> **EXERCISE PROMPT**:
Determine the number of lines holding the word "from"; answer with that number only.

** Begin RECORDS SUPPLIED **

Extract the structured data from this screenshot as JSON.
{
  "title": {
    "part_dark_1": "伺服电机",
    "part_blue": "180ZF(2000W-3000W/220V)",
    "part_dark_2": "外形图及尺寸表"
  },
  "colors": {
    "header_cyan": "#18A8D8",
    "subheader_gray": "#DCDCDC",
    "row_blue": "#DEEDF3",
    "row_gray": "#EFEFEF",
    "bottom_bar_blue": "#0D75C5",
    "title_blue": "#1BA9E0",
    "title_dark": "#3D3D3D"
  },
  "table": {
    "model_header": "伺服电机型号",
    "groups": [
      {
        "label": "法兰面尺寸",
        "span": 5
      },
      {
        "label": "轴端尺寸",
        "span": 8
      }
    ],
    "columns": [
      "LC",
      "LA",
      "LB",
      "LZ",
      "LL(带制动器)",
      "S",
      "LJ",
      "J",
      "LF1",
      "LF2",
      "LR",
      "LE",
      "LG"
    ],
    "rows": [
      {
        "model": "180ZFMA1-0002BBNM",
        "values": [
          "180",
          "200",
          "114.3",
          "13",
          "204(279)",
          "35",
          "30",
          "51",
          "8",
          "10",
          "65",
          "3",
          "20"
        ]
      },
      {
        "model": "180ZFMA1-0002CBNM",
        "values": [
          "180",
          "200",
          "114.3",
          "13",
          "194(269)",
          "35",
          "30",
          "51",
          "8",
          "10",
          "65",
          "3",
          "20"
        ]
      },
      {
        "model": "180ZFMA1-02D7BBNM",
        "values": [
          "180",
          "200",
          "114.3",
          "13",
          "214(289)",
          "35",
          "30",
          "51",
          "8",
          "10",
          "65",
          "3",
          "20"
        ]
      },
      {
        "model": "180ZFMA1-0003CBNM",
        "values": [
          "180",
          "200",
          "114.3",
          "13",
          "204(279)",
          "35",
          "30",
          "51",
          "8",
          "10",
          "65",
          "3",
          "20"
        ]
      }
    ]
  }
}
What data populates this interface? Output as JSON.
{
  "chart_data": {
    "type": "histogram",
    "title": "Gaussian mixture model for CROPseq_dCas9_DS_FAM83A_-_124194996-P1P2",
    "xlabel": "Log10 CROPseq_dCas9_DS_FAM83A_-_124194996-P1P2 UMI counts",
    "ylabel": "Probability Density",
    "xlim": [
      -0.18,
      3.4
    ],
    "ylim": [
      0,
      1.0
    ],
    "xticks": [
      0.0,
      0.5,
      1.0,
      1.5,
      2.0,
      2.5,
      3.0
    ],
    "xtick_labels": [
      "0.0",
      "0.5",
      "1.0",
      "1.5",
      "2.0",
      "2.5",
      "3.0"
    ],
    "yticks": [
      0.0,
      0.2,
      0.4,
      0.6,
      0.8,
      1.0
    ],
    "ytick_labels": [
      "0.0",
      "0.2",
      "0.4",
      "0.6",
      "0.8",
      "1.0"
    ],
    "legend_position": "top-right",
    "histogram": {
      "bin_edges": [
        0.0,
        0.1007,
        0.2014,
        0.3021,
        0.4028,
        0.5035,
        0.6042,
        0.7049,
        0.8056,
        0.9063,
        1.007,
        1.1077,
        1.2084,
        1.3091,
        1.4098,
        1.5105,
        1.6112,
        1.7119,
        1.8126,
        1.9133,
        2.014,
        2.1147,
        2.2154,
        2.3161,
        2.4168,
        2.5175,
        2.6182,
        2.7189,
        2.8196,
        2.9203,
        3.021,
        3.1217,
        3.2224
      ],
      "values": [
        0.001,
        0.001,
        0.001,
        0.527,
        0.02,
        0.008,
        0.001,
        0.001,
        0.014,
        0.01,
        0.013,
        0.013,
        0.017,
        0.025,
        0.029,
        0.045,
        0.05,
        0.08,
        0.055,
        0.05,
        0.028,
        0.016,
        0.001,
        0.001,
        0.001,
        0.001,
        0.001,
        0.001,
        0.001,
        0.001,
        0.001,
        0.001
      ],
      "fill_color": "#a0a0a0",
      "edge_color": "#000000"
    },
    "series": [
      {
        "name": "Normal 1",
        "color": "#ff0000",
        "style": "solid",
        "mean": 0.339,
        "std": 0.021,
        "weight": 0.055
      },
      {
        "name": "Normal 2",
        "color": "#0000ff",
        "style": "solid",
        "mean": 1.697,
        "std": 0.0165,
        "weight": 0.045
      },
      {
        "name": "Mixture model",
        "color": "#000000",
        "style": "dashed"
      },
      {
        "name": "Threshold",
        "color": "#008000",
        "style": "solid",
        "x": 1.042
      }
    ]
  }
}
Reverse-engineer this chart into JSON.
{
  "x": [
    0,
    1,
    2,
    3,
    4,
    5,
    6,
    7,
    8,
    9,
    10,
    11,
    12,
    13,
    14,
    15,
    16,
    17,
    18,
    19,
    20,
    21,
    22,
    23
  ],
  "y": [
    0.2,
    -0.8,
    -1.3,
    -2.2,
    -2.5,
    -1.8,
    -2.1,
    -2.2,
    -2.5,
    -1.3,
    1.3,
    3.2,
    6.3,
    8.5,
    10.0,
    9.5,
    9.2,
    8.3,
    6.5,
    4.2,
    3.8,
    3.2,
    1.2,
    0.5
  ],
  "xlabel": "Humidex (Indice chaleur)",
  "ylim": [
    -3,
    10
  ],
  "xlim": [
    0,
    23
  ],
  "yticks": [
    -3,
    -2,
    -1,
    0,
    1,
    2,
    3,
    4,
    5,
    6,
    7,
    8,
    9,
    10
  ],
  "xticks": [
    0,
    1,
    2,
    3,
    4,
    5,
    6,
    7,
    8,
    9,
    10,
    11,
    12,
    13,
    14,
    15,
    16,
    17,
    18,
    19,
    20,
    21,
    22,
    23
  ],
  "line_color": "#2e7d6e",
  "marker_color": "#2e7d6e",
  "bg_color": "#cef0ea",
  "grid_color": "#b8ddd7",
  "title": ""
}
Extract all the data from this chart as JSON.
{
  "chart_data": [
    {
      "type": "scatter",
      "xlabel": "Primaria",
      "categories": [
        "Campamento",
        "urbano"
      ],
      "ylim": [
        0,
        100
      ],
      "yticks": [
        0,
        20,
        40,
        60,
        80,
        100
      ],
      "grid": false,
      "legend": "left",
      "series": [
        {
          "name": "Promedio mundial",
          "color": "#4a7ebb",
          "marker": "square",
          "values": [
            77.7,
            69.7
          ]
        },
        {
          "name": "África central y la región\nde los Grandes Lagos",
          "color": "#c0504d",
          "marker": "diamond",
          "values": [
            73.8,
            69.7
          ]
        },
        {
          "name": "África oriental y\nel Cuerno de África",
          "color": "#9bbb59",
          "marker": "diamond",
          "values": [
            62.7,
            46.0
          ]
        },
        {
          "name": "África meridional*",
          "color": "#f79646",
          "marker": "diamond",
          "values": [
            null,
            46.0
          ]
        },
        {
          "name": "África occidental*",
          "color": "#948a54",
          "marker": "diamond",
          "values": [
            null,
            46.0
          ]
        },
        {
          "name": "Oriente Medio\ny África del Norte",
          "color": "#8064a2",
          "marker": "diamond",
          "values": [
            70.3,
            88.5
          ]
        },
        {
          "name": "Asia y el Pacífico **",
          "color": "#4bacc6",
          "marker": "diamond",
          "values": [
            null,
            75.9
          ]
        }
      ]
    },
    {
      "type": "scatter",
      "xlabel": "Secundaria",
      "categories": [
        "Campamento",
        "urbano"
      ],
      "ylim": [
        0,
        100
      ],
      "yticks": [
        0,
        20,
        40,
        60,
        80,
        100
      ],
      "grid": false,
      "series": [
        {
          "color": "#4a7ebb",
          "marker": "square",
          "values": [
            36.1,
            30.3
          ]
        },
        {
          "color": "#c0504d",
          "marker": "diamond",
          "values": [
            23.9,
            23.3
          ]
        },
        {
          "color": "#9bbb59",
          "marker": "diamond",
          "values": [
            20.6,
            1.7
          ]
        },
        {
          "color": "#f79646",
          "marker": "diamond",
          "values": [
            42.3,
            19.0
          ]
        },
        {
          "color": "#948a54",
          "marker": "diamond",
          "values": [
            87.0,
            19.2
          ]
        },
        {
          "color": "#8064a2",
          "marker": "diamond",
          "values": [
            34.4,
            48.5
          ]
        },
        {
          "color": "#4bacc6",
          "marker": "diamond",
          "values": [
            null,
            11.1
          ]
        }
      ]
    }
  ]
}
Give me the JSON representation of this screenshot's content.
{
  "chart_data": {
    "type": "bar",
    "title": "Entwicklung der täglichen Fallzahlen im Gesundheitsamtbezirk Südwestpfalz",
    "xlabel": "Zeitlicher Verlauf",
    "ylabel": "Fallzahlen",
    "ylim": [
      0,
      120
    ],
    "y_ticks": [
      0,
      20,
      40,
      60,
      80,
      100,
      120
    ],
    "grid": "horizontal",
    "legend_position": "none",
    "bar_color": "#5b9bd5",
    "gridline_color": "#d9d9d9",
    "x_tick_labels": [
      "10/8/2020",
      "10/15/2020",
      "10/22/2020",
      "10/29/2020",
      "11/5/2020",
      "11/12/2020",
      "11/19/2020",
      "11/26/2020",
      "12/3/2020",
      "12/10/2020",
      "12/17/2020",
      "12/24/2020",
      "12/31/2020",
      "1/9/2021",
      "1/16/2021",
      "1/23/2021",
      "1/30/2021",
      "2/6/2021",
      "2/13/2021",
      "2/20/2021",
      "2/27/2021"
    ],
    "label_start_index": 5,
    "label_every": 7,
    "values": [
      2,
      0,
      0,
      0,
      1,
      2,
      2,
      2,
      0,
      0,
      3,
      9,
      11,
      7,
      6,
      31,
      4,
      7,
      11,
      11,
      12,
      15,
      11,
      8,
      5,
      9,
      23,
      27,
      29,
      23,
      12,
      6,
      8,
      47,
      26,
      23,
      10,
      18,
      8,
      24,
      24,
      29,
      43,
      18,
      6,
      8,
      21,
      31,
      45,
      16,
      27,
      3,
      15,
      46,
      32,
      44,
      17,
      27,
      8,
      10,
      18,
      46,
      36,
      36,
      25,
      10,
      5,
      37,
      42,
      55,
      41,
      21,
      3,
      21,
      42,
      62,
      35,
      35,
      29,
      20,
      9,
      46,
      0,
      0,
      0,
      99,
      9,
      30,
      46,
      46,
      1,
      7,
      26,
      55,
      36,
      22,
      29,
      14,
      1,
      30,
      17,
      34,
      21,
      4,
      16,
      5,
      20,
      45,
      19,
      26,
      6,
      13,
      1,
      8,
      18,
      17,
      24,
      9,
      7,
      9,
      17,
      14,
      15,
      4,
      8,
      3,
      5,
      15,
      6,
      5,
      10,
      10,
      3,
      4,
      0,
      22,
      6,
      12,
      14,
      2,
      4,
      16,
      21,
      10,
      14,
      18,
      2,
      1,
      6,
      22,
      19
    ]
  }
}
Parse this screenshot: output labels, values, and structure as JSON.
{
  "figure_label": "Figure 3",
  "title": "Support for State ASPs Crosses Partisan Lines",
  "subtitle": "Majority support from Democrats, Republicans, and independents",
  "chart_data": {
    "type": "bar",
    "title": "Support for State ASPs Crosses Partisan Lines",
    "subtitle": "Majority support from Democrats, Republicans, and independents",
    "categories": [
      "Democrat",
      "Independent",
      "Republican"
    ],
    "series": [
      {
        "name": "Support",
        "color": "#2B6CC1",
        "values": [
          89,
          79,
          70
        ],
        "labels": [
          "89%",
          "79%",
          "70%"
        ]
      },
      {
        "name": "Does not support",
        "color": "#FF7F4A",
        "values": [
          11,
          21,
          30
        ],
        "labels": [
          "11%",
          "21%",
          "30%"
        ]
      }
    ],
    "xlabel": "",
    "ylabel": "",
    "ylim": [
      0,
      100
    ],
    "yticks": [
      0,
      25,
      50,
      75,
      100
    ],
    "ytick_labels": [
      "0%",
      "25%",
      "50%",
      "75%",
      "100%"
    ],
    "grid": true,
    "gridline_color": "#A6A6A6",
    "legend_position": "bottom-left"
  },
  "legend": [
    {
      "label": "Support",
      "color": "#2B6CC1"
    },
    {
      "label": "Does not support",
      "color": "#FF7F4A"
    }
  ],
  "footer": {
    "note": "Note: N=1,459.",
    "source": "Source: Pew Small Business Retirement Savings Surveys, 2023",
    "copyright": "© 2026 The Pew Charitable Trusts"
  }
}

** End RECORDS SUPPLIED **

> **EXERCISE RESPONSE**:
4